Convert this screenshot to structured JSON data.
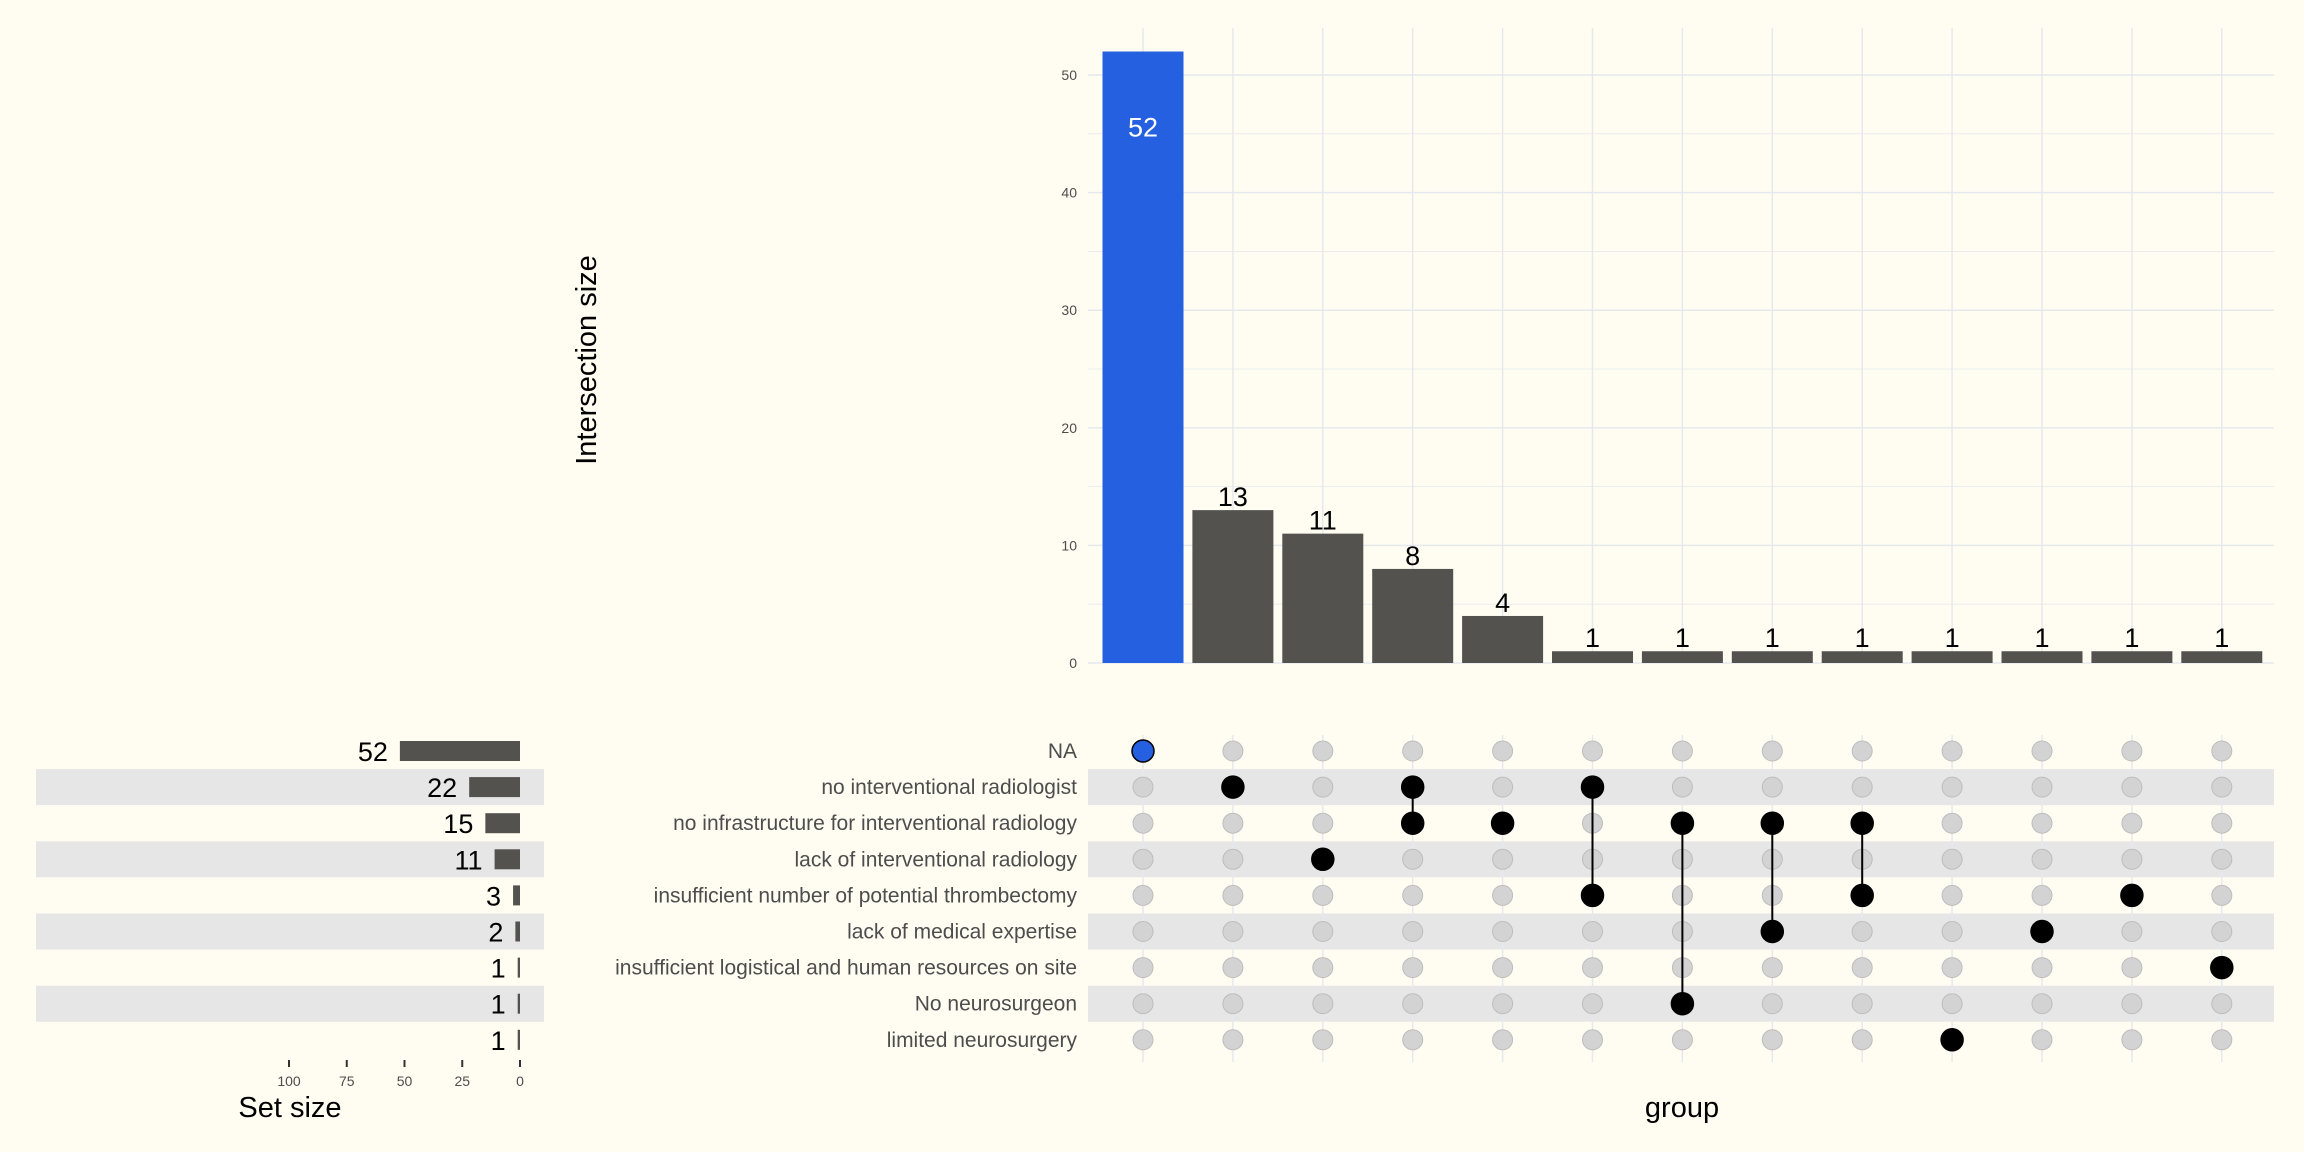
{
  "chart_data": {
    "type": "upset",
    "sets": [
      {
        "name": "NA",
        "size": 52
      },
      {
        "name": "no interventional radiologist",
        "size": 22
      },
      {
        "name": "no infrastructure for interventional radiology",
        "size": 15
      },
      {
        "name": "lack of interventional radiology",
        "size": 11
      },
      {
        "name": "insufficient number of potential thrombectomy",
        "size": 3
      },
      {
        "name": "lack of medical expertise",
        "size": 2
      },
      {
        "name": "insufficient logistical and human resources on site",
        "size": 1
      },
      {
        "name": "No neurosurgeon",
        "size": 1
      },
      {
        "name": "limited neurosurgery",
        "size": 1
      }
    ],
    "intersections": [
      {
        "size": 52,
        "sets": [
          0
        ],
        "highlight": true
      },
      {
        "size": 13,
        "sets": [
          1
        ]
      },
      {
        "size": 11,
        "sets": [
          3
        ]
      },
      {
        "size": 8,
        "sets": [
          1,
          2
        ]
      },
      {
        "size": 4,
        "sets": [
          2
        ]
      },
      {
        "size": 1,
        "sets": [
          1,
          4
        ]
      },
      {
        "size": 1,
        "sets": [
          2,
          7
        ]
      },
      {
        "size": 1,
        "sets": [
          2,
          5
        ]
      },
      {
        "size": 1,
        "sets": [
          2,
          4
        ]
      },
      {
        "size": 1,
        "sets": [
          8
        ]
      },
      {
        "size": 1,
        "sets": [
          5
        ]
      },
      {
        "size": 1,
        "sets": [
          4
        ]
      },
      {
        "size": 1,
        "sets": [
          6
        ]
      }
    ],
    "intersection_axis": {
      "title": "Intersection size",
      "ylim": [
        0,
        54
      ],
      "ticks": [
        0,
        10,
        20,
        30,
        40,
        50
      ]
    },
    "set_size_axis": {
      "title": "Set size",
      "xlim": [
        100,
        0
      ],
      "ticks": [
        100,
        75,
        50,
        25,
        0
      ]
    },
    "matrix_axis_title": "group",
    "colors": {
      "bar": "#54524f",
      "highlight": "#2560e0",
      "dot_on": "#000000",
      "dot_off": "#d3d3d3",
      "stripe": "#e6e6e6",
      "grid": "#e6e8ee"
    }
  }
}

▶ **WHAT YOU SHOULD DO**
Quote the preceding listing precisely and completely, omitting its images.

▶ **FINISHED TASK**
Convert this screenshot to structured JSON data.
{
  "chart_data": {
    "type": "upset",
    "sets": [
      {
        "name": "NA",
        "size": 52
      },
      {
        "name": "no interventional radiologist",
        "size": 22
      },
      {
        "name": "no infrastructure for interventional radiology",
        "size": 15
      },
      {
        "name": "lack of interventional radiology",
        "size": 11
      },
      {
        "name": "insufficient number of potential thrombectomy",
        "size": 3
      },
      {
        "name": "lack of medical expertise",
        "size": 2
      },
      {
        "name": "insufficient logistical and human resources on site",
        "size": 1
      },
      {
        "name": "No neurosurgeon",
        "size": 1
      },
      {
        "name": "limited neurosurgery",
        "size": 1
      }
    ],
    "intersections": [
      {
        "size": 52,
        "sets": [
          0
        ],
        "highlight": true
      },
      {
        "size": 13,
        "sets": [
          1
        ]
      },
      {
        "size": 11,
        "sets": [
          3
        ]
      },
      {
        "size": 8,
        "sets": [
          1,
          2
        ]
      },
      {
        "size": 4,
        "sets": [
          2
        ]
      },
      {
        "size": 1,
        "sets": [
          1,
          4
        ]
      },
      {
        "size": 1,
        "sets": [
          2,
          7
        ]
      },
      {
        "size": 1,
        "sets": [
          2,
          5
        ]
      },
      {
        "size": 1,
        "sets": [
          2,
          4
        ]
      },
      {
        "size": 1,
        "sets": [
          8
        ]
      },
      {
        "size": 1,
        "sets": [
          5
        ]
      },
      {
        "size": 1,
        "sets": [
          4
        ]
      },
      {
        "size": 1,
        "sets": [
          6
        ]
      }
    ],
    "intersection_axis": {
      "title": "Intersection size",
      "ylim": [
        0,
        54
      ],
      "ticks": [
        0,
        10,
        20,
        30,
        40,
        50
      ]
    },
    "set_size_axis": {
      "title": "Set size",
      "xlim": [
        100,
        0
      ],
      "ticks": [
        100,
        75,
        50,
        25,
        0
      ]
    },
    "matrix_axis_title": "group",
    "colors": {
      "bar": "#54524f",
      "highlight": "#2560e0",
      "dot_on": "#000000",
      "dot_off": "#d3d3d3",
      "stripe": "#e6e6e6",
      "grid": "#e6e8ee"
    }
  }
}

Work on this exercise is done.